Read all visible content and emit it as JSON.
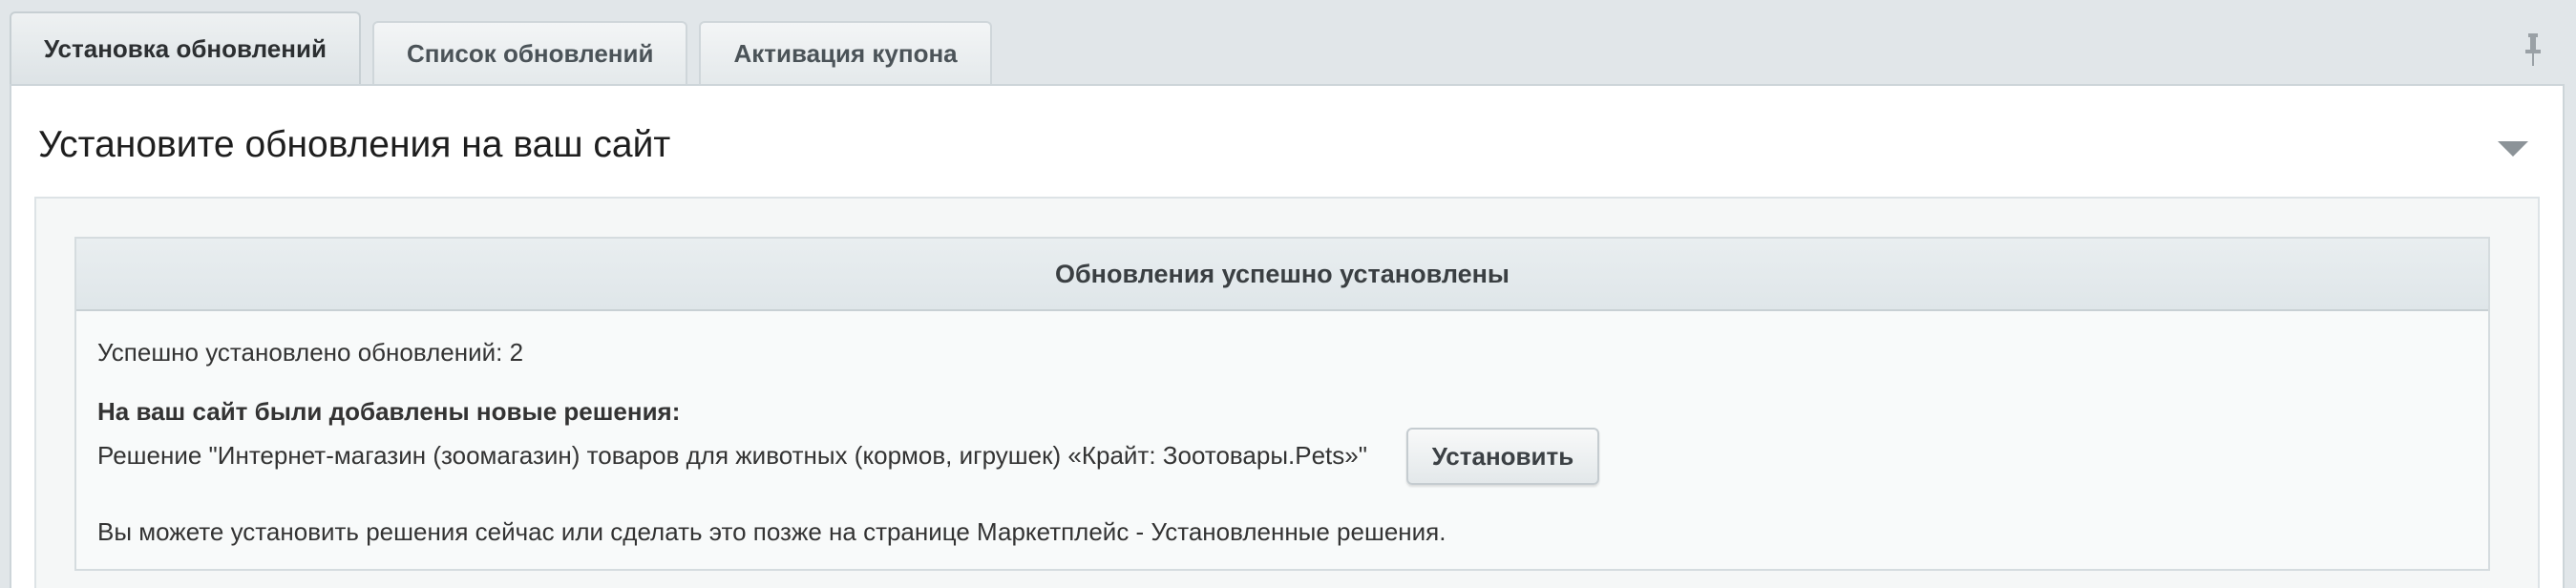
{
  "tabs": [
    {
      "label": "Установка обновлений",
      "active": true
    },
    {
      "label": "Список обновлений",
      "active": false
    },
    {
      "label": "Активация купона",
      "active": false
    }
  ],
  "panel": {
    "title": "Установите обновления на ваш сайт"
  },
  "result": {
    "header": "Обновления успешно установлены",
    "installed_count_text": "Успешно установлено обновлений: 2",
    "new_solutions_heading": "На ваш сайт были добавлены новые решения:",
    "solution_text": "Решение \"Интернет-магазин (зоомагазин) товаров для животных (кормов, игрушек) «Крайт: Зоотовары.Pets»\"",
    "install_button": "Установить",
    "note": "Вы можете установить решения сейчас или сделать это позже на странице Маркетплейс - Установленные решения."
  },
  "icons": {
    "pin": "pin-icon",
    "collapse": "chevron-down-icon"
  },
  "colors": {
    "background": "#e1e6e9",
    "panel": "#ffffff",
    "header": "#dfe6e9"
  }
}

** SET EXERCISE **
All of the lines above should be printed exactly, minus the pictures.

** COMPLETED TASK **
Read all visible content and emit it as JSON.
{
  "tabs": [
    {
      "label": "Установка обновлений",
      "active": true
    },
    {
      "label": "Список обновлений",
      "active": false
    },
    {
      "label": "Активация купона",
      "active": false
    }
  ],
  "panel": {
    "title": "Установите обновления на ваш сайт"
  },
  "result": {
    "header": "Обновления успешно установлены",
    "installed_count_text": "Успешно установлено обновлений: 2",
    "new_solutions_heading": "На ваш сайт были добавлены новые решения:",
    "solution_text": "Решение \"Интернет-магазин (зоомагазин) товаров для животных (кормов, игрушек) «Крайт: Зоотовары.Pets»\"",
    "install_button": "Установить",
    "note": "Вы можете установить решения сейчас или сделать это позже на странице Маркетплейс - Установленные решения."
  },
  "icons": {
    "pin": "pin-icon",
    "collapse": "chevron-down-icon"
  },
  "colors": {
    "background": "#e1e6e9",
    "panel": "#ffffff",
    "header": "#dfe6e9"
  }
}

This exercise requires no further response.